# Written instruction
Using the entries that follow, state how many lines contain the word "title". The response is that number and nothing more.

# Dataset excerpts
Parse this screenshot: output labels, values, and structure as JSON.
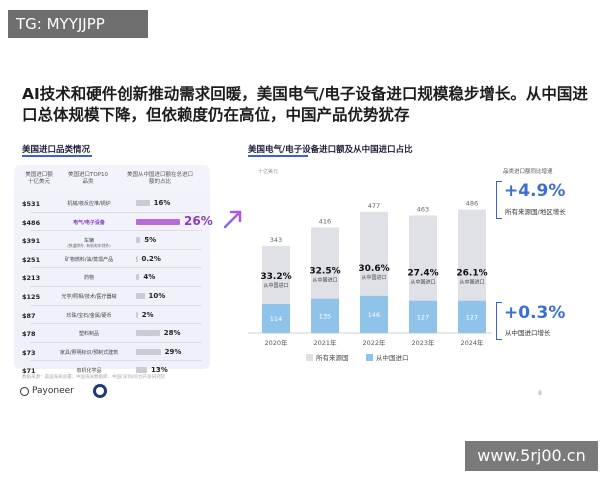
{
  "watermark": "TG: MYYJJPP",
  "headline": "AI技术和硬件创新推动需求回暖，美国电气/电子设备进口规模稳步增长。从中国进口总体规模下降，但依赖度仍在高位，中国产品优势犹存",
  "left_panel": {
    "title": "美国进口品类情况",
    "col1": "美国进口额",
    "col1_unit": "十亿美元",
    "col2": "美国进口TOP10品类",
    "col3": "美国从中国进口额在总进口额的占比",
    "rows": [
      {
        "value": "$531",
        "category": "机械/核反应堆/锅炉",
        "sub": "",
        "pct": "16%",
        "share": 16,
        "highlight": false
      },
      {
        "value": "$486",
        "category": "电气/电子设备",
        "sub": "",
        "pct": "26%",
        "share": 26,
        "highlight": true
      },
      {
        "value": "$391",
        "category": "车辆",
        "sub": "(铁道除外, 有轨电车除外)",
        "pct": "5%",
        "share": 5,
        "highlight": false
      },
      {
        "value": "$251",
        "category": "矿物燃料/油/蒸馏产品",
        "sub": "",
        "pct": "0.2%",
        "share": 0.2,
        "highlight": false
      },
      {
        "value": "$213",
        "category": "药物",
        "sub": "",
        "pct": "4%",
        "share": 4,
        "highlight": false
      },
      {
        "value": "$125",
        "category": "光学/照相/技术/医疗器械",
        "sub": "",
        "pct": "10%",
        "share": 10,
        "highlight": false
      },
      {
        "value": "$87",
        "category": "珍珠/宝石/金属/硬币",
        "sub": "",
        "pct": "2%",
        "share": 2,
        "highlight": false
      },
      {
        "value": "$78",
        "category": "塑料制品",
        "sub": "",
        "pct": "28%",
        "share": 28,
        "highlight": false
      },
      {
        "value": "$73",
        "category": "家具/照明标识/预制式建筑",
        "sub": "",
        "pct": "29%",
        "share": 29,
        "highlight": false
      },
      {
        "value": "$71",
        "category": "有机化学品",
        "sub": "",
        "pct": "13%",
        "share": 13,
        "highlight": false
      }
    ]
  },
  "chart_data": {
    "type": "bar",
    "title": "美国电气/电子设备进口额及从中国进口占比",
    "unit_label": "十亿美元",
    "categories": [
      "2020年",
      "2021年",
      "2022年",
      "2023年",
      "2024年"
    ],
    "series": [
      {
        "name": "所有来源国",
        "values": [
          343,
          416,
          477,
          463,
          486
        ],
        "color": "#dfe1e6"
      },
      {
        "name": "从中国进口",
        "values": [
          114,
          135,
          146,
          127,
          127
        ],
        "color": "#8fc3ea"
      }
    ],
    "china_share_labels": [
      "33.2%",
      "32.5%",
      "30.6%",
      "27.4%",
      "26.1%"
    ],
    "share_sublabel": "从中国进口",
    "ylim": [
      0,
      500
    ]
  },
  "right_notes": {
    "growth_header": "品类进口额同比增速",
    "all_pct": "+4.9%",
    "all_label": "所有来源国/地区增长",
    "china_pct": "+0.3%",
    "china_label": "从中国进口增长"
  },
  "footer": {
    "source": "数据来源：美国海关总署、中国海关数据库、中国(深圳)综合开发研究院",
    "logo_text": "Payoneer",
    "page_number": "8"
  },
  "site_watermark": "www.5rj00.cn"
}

...

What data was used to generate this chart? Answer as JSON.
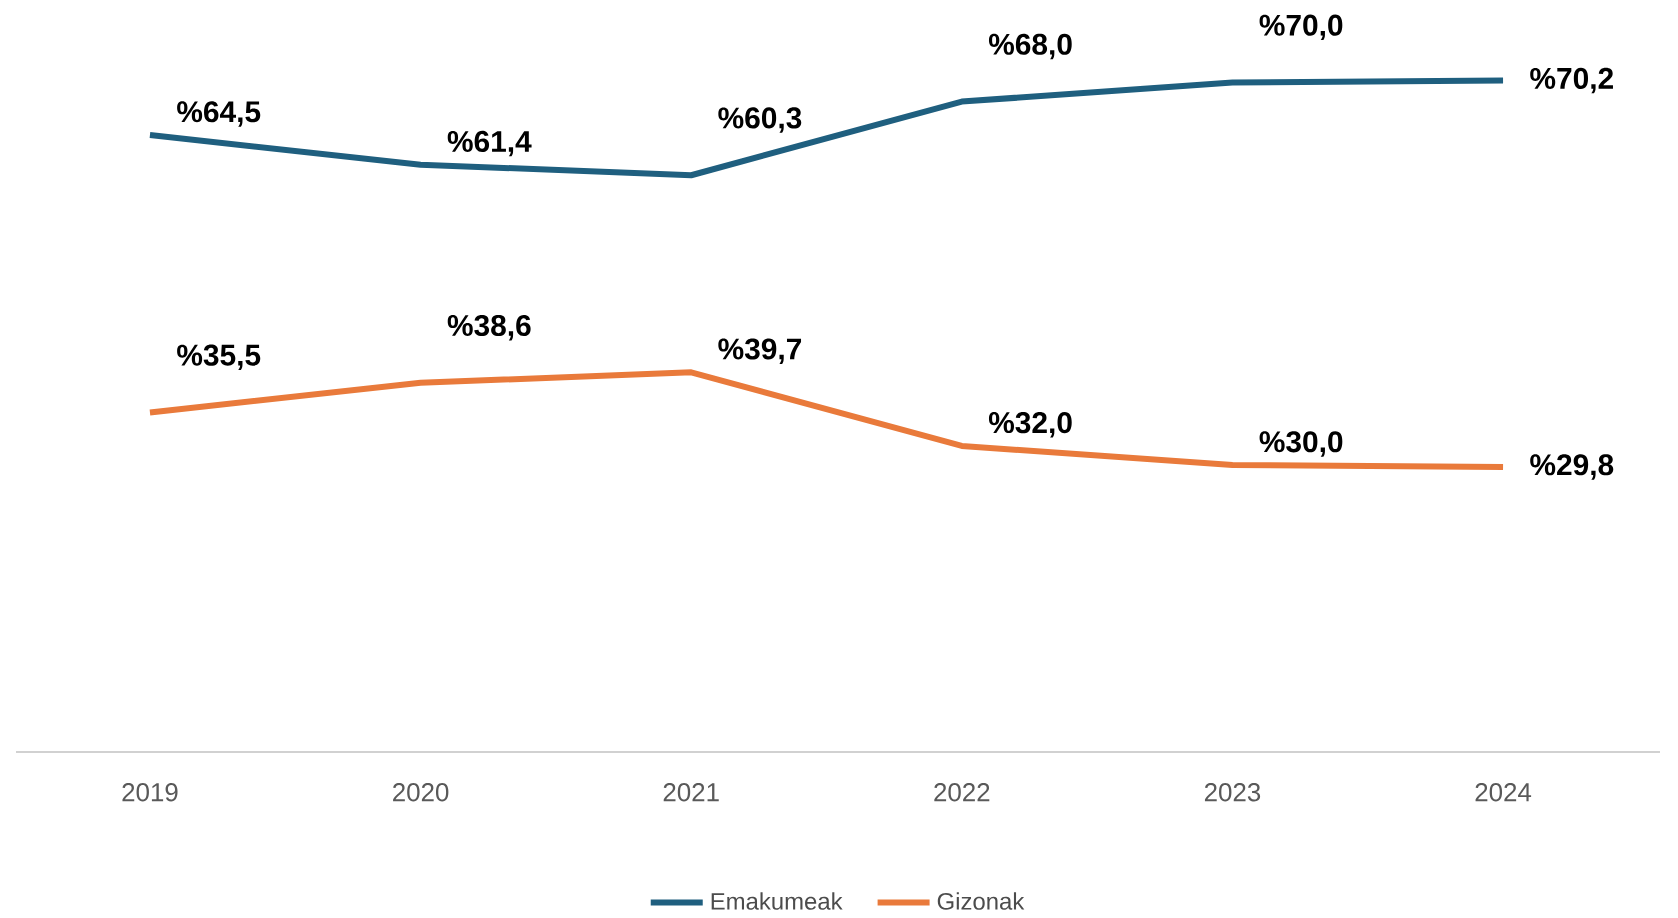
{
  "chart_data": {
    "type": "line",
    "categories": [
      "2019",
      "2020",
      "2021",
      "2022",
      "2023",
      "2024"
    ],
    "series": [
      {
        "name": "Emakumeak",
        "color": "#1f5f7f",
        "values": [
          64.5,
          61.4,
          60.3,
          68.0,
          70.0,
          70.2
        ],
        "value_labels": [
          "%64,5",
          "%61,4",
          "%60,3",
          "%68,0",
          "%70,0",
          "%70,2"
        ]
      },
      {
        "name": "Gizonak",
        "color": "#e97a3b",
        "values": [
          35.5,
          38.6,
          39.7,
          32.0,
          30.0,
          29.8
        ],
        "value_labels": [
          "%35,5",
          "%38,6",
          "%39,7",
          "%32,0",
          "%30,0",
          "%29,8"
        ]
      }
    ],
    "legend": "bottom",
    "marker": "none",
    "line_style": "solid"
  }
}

# Response below
2